**Written exercise:** Below is a listing; copy all of it exactly.

-- begin Dataset content --

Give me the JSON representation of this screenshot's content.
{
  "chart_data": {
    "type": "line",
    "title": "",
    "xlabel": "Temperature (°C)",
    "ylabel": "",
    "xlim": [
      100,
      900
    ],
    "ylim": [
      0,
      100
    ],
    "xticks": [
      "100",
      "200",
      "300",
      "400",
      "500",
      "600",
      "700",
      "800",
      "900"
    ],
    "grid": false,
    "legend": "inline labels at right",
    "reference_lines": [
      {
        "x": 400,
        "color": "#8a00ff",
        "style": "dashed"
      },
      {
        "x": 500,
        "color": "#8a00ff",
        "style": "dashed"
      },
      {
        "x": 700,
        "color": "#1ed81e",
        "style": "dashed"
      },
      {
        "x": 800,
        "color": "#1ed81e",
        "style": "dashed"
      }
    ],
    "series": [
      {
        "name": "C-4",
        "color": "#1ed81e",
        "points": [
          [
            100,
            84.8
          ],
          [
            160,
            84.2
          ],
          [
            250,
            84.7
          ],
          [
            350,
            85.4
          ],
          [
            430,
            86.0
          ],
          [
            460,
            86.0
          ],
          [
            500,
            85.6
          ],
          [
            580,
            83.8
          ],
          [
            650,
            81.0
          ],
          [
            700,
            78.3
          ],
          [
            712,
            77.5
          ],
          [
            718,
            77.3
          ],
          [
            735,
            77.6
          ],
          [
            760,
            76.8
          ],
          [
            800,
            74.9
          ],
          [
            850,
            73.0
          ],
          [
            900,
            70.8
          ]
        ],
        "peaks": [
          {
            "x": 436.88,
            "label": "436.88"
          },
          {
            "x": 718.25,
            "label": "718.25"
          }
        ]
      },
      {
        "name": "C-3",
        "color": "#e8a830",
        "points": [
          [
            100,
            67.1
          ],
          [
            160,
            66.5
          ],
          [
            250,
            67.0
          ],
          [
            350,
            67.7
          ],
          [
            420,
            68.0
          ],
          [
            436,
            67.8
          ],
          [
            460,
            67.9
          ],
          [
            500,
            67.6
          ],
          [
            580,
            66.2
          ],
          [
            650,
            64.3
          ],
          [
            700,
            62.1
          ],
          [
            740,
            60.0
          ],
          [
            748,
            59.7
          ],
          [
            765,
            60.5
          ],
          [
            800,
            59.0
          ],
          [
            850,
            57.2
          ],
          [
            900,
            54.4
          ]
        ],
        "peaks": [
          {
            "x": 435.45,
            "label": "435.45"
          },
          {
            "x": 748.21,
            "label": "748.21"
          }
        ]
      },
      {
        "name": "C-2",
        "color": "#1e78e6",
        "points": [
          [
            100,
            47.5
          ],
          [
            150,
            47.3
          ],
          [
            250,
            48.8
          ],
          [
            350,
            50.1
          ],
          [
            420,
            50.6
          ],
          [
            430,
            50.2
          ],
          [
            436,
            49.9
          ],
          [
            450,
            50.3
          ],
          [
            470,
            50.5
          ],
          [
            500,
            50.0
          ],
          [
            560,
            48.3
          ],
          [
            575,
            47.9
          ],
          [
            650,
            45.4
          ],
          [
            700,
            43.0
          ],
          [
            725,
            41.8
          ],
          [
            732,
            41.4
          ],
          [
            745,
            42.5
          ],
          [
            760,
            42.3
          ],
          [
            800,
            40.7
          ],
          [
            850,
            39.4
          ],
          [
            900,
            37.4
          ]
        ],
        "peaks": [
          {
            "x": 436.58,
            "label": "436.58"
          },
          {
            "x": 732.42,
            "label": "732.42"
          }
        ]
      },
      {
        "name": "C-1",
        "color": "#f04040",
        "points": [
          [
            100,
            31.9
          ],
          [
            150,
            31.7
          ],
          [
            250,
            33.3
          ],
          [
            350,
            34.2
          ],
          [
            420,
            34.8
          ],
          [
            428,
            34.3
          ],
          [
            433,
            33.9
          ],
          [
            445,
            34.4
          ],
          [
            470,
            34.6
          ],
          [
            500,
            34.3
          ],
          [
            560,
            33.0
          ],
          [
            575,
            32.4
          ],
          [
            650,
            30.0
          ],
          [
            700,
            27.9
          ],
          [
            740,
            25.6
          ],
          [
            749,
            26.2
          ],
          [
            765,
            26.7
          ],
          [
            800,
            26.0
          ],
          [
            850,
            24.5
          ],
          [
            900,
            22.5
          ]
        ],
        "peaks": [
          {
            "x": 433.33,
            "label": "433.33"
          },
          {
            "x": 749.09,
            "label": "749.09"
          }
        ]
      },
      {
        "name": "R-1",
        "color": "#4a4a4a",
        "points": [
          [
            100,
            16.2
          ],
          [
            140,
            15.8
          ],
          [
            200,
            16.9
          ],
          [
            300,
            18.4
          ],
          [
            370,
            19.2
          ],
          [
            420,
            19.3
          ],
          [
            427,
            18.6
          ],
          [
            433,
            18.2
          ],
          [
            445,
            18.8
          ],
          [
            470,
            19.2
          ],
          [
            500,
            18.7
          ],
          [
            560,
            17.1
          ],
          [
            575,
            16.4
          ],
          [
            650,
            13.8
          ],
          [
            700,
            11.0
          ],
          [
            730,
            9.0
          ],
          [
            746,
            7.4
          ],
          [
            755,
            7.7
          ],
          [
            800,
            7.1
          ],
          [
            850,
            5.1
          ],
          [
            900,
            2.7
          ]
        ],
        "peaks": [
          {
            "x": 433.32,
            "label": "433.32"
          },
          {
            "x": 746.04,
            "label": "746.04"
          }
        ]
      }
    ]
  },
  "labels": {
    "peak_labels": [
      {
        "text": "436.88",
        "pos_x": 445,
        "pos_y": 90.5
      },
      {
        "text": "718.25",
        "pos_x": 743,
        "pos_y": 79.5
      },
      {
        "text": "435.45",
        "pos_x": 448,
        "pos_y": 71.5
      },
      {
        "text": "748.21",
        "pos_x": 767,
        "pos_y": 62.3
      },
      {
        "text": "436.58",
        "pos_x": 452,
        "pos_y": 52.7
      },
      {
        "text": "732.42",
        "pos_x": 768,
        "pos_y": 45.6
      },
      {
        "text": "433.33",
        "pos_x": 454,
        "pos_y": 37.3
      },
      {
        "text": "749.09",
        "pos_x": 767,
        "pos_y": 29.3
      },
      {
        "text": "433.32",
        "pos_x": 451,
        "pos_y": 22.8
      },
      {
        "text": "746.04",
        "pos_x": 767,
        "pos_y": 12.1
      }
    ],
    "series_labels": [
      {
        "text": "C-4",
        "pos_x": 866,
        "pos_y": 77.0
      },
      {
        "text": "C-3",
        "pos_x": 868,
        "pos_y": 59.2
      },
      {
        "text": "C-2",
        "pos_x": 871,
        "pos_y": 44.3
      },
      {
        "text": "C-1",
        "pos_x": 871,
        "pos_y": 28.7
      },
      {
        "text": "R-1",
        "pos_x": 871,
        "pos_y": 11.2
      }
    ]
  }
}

-- end Dataset content --

**Task response:**
Give me the JSON representation of this screenshot's content.
{
  "chart_data": {
    "type": "line",
    "title": "",
    "xlabel": "Temperature (°C)",
    "ylabel": "",
    "xlim": [
      100,
      900
    ],
    "ylim": [
      0,
      100
    ],
    "xticks": [
      "100",
      "200",
      "300",
      "400",
      "500",
      "600",
      "700",
      "800",
      "900"
    ],
    "grid": false,
    "legend": "inline labels at right",
    "reference_lines": [
      {
        "x": 400,
        "color": "#8a00ff",
        "style": "dashed"
      },
      {
        "x": 500,
        "color": "#8a00ff",
        "style": "dashed"
      },
      {
        "x": 700,
        "color": "#1ed81e",
        "style": "dashed"
      },
      {
        "x": 800,
        "color": "#1ed81e",
        "style": "dashed"
      }
    ],
    "series": [
      {
        "name": "C-4",
        "color": "#1ed81e",
        "points": [
          [
            100,
            84.8
          ],
          [
            160,
            84.2
          ],
          [
            250,
            84.7
          ],
          [
            350,
            85.4
          ],
          [
            430,
            86.0
          ],
          [
            460,
            86.0
          ],
          [
            500,
            85.6
          ],
          [
            580,
            83.8
          ],
          [
            650,
            81.0
          ],
          [
            700,
            78.3
          ],
          [
            712,
            77.5
          ],
          [
            718,
            77.3
          ],
          [
            735,
            77.6
          ],
          [
            760,
            76.8
          ],
          [
            800,
            74.9
          ],
          [
            850,
            73.0
          ],
          [
            900,
            70.8
          ]
        ],
        "peaks": [
          {
            "x": 436.88,
            "label": "436.88"
          },
          {
            "x": 718.25,
            "label": "718.25"
          }
        ]
      },
      {
        "name": "C-3",
        "color": "#e8a830",
        "points": [
          [
            100,
            67.1
          ],
          [
            160,
            66.5
          ],
          [
            250,
            67.0
          ],
          [
            350,
            67.7
          ],
          [
            420,
            68.0
          ],
          [
            436,
            67.8
          ],
          [
            460,
            67.9
          ],
          [
            500,
            67.6
          ],
          [
            580,
            66.2
          ],
          [
            650,
            64.3
          ],
          [
            700,
            62.1
          ],
          [
            740,
            60.0
          ],
          [
            748,
            59.7
          ],
          [
            765,
            60.5
          ],
          [
            800,
            59.0
          ],
          [
            850,
            57.2
          ],
          [
            900,
            54.4
          ]
        ],
        "peaks": [
          {
            "x": 435.45,
            "label": "435.45"
          },
          {
            "x": 748.21,
            "label": "748.21"
          }
        ]
      },
      {
        "name": "C-2",
        "color": "#1e78e6",
        "points": [
          [
            100,
            47.5
          ],
          [
            150,
            47.3
          ],
          [
            250,
            48.8
          ],
          [
            350,
            50.1
          ],
          [
            420,
            50.6
          ],
          [
            430,
            50.2
          ],
          [
            436,
            49.9
          ],
          [
            450,
            50.3
          ],
          [
            470,
            50.5
          ],
          [
            500,
            50.0
          ],
          [
            560,
            48.3
          ],
          [
            575,
            47.9
          ],
          [
            650,
            45.4
          ],
          [
            700,
            43.0
          ],
          [
            725,
            41.8
          ],
          [
            732,
            41.4
          ],
          [
            745,
            42.5
          ],
          [
            760,
            42.3
          ],
          [
            800,
            40.7
          ],
          [
            850,
            39.4
          ],
          [
            900,
            37.4
          ]
        ],
        "peaks": [
          {
            "x": 436.58,
            "label": "436.58"
          },
          {
            "x": 732.42,
            "label": "732.42"
          }
        ]
      },
      {
        "name": "C-1",
        "color": "#f04040",
        "points": [
          [
            100,
            31.9
          ],
          [
            150,
            31.7
          ],
          [
            250,
            33.3
          ],
          [
            350,
            34.2
          ],
          [
            420,
            34.8
          ],
          [
            428,
            34.3
          ],
          [
            433,
            33.9
          ],
          [
            445,
            34.4
          ],
          [
            470,
            34.6
          ],
          [
            500,
            34.3
          ],
          [
            560,
            33.0
          ],
          [
            575,
            32.4
          ],
          [
            650,
            30.0
          ],
          [
            700,
            27.9
          ],
          [
            740,
            25.6
          ],
          [
            749,
            26.2
          ],
          [
            765,
            26.7
          ],
          [
            800,
            26.0
          ],
          [
            850,
            24.5
          ],
          [
            900,
            22.5
          ]
        ],
        "peaks": [
          {
            "x": 433.33,
            "label": "433.33"
          },
          {
            "x": 749.09,
            "label": "749.09"
          }
        ]
      },
      {
        "name": "R-1",
        "color": "#4a4a4a",
        "points": [
          [
            100,
            16.2
          ],
          [
            140,
            15.8
          ],
          [
            200,
            16.9
          ],
          [
            300,
            18.4
          ],
          [
            370,
            19.2
          ],
          [
            420,
            19.3
          ],
          [
            427,
            18.6
          ],
          [
            433,
            18.2
          ],
          [
            445,
            18.8
          ],
          [
            470,
            19.2
          ],
          [
            500,
            18.7
          ],
          [
            560,
            17.1
          ],
          [
            575,
            16.4
          ],
          [
            650,
            13.8
          ],
          [
            700,
            11.0
          ],
          [
            730,
            9.0
          ],
          [
            746,
            7.4
          ],
          [
            755,
            7.7
          ],
          [
            800,
            7.1
          ],
          [
            850,
            5.1
          ],
          [
            900,
            2.7
          ]
        ],
        "peaks": [
          {
            "x": 433.32,
            "label": "433.32"
          },
          {
            "x": 746.04,
            "label": "746.04"
          }
        ]
      }
    ]
  },
  "labels": {
    "peak_labels": [
      {
        "text": "436.88",
        "pos_x": 445,
        "pos_y": 90.5
      },
      {
        "text": "718.25",
        "pos_x": 743,
        "pos_y": 79.5
      },
      {
        "text": "435.45",
        "pos_x": 448,
        "pos_y": 71.5
      },
      {
        "text": "748.21",
        "pos_x": 767,
        "pos_y": 62.3
      },
      {
        "text": "436.58",
        "pos_x": 452,
        "pos_y": 52.7
      },
      {
        "text": "732.42",
        "pos_x": 768,
        "pos_y": 45.6
      },
      {
        "text": "433.33",
        "pos_x": 454,
        "pos_y": 37.3
      },
      {
        "text": "749.09",
        "pos_x": 767,
        "pos_y": 29.3
      },
      {
        "text": "433.32",
        "pos_x": 451,
        "pos_y": 22.8
      },
      {
        "text": "746.04",
        "pos_x": 767,
        "pos_y": 12.1
      }
    ],
    "series_labels": [
      {
        "text": "C-4",
        "pos_x": 866,
        "pos_y": 77.0
      },
      {
        "text": "C-3",
        "pos_x": 868,
        "pos_y": 59.2
      },
      {
        "text": "C-2",
        "pos_x": 871,
        "pos_y": 44.3
      },
      {
        "text": "C-1",
        "pos_x": 871,
        "pos_y": 28.7
      },
      {
        "text": "R-1",
        "pos_x": 871,
        "pos_y": 11.2
      }
    ]
  }
}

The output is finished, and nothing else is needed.